> **Given problem**
From the forum thread on the catalina.sh PID file issue below, reproduce word for word the portion starting at "Sigh. Sorry for" and ending at "will look like.".

> **Given passage**
□ □ □ □ □ □ □

Sigh. Sorry for the hassle. Sticking with catalina.sh from 9.0.14 is the way to go if you are seeing issues. We should be able to get this fixed for the next release. I don't know yet what that fix will look like.
Another report of this issue on the users@ list. https://markmail.org/message/x4rzdpsjzoi2pbdd Quoting: --- I'm observing this on RHEL 6 and 7. RHEL6$ /bin/sh --version GNU bash, version 4.1.2(1)-release (x86_64-redhat-linux-gnu) RHEL7$ /bin/sh --version GNU bash, version 4.2.46(2)-release (x86_64-redhat-linux-gnu) [...] The 8.5.37 version is storing a PID value, but it is not the correct PID. The 8.5.38 version does not even create the file. I can also see this same behavior on Ubuntu 18.04.1 LTS. ---
For a reference: POSIX-2018 documentation on Shell Command Language: http://pubs.opengroup.org/onlinepubs/9699919799/utilities/V3_chap02.html The $! parameter is defined in section "2.5.2 Special Parameters" of that document. "$!" returns a PID of a background command, but '&&' separates foreground commands, and it will wait until the first command completes. Thus no PID file is created. I also wonder how nohup command fits into all this (triggered via $USE_NOHUP and represented by $_NOHUP here).

□ □ □ □ □ □ □

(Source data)
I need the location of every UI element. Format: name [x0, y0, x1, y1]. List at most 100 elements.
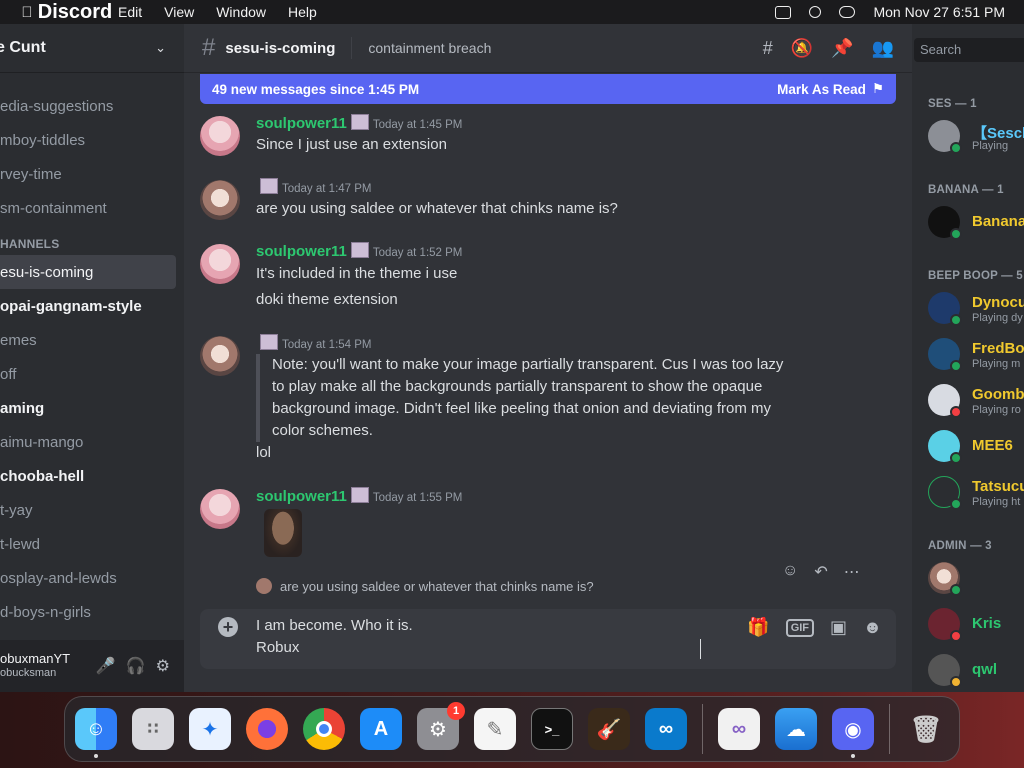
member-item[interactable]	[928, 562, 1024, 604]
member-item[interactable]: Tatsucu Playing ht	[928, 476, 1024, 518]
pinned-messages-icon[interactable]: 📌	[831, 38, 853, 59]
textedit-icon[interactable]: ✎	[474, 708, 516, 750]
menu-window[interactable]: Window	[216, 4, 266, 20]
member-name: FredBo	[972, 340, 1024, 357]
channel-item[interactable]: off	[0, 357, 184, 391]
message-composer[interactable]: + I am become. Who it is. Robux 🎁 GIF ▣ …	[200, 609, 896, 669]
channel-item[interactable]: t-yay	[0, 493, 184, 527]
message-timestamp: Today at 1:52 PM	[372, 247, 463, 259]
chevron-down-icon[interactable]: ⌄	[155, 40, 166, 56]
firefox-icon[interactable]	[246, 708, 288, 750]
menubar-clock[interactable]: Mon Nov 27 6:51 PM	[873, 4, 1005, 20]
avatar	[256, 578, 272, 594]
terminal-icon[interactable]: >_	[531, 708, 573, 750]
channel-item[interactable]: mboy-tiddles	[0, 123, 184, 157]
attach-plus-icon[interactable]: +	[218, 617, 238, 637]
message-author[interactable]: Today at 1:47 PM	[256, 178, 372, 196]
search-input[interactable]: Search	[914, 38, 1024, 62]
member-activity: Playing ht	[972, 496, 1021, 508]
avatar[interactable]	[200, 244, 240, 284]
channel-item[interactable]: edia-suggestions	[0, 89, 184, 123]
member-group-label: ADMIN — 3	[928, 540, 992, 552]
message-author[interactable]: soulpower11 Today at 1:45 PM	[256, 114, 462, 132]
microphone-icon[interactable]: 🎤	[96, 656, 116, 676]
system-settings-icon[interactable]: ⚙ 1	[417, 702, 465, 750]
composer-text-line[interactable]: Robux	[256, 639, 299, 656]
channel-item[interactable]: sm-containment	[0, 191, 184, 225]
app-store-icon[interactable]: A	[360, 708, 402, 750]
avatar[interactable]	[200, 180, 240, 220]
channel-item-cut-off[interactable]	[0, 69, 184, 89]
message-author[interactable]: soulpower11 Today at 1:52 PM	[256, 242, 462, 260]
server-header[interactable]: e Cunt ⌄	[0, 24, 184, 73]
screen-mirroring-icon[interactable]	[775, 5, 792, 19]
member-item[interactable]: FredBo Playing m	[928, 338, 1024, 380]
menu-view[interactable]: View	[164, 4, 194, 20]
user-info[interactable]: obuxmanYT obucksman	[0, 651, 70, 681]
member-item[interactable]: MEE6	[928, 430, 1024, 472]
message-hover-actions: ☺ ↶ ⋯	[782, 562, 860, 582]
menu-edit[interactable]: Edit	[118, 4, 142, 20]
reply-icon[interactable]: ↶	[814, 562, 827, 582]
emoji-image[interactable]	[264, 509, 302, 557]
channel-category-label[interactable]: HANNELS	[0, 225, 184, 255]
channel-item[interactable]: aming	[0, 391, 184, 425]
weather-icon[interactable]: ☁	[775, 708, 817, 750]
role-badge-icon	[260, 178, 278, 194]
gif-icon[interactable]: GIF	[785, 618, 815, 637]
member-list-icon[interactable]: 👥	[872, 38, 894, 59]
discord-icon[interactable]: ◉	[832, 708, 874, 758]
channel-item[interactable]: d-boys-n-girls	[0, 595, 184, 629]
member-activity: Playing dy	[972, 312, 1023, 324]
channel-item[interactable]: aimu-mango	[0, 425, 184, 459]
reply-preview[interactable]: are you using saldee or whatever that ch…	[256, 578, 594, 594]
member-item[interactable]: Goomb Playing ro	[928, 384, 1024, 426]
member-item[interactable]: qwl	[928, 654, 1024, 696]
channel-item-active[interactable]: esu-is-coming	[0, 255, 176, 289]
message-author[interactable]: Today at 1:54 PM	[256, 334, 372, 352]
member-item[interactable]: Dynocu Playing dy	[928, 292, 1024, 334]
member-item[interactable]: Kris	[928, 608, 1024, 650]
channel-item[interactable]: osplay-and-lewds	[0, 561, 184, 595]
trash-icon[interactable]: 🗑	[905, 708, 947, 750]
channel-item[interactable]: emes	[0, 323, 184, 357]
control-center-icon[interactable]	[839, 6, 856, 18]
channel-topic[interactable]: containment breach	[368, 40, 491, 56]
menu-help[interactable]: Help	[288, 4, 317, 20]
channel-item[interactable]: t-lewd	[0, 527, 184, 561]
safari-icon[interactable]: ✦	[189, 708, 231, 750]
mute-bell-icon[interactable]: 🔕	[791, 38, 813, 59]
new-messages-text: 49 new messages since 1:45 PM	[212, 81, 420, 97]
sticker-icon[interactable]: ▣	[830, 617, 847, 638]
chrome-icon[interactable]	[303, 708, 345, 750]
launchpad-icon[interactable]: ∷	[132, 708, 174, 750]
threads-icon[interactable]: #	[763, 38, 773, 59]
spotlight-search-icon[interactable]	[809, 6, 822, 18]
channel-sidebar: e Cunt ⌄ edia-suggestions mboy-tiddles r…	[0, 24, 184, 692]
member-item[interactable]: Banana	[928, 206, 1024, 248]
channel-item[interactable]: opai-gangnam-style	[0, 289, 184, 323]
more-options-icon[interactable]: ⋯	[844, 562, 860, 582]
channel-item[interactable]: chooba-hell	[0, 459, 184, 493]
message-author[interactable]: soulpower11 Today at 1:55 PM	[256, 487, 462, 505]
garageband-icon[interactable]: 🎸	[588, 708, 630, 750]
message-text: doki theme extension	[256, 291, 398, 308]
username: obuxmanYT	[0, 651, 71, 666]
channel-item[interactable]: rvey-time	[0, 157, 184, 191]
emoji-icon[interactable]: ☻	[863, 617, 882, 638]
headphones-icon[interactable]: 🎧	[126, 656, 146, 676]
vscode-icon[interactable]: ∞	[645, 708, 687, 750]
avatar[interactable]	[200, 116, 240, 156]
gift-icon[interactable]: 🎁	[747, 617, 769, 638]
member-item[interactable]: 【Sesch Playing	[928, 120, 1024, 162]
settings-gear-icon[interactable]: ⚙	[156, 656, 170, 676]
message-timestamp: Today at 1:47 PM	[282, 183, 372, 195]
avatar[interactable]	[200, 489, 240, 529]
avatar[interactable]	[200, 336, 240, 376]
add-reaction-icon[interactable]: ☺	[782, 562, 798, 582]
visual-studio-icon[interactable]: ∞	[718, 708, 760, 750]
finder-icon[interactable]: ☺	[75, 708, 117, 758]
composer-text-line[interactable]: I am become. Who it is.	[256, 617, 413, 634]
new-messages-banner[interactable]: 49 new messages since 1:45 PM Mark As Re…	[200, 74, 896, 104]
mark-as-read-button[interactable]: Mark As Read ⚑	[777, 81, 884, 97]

□ □ □ □ □ □ □

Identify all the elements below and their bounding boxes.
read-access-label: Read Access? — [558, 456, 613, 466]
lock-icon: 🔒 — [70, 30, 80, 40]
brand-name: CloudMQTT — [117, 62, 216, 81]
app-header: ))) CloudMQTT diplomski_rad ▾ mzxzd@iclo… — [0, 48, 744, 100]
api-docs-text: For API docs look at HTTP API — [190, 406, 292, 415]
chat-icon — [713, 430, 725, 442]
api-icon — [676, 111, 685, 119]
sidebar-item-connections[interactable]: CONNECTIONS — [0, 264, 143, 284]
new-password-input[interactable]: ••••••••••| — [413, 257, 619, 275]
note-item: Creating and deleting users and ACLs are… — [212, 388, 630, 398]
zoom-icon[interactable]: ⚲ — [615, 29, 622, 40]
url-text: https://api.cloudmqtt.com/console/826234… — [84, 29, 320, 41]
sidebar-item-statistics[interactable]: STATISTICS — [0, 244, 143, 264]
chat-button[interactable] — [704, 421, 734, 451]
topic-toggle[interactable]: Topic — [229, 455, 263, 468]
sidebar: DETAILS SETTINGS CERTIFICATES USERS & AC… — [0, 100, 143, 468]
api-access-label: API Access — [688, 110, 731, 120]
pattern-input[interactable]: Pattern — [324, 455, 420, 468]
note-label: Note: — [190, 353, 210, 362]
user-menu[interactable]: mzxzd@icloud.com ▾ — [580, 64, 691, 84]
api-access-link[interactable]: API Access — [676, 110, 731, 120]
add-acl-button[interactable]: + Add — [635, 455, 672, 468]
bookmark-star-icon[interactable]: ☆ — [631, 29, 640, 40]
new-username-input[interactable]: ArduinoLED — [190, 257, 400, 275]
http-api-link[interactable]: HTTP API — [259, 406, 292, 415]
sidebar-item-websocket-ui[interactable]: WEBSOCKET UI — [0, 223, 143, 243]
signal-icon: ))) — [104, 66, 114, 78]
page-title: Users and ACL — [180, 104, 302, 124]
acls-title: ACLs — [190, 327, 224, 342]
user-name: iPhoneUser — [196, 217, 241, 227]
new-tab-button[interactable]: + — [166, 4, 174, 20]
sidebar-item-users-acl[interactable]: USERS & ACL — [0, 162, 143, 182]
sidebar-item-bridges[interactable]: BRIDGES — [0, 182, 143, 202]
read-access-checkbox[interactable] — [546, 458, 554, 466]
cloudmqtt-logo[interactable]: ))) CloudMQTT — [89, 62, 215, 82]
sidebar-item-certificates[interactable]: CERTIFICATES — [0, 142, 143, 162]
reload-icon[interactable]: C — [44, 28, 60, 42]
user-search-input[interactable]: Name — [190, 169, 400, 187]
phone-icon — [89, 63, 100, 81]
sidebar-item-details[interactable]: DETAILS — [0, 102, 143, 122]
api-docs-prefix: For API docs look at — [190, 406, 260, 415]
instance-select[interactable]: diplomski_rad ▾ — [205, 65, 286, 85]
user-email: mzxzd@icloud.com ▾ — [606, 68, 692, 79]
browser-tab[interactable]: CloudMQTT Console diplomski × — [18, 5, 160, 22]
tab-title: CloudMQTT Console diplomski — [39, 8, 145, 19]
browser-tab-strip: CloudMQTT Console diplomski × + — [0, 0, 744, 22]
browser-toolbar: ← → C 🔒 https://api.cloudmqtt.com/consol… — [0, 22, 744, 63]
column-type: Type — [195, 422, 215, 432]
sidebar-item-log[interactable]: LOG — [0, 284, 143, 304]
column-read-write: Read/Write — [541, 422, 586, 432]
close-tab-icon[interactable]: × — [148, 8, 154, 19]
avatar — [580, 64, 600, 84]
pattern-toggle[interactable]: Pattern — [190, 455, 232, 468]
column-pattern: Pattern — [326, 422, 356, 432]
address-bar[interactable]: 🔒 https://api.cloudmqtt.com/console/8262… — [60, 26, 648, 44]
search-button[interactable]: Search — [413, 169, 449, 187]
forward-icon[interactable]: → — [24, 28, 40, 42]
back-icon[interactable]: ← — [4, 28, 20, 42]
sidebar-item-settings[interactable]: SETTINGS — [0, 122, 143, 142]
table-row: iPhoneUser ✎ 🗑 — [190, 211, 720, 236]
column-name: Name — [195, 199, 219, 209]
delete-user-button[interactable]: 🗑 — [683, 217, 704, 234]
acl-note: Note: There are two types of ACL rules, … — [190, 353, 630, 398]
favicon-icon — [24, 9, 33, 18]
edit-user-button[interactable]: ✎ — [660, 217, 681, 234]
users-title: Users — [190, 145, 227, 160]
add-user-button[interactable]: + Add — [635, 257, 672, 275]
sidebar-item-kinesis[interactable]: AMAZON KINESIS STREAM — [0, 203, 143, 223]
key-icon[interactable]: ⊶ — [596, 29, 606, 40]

□ □ □ □ □ □ □

> **Answer in full**
Sigh. Sorry for the hassle. Sticking with catalina.sh from 9.0.14 is the way to go if you are seeing issues. We should be able to get this fixed for the next release. I don't know yet what that fix will look like.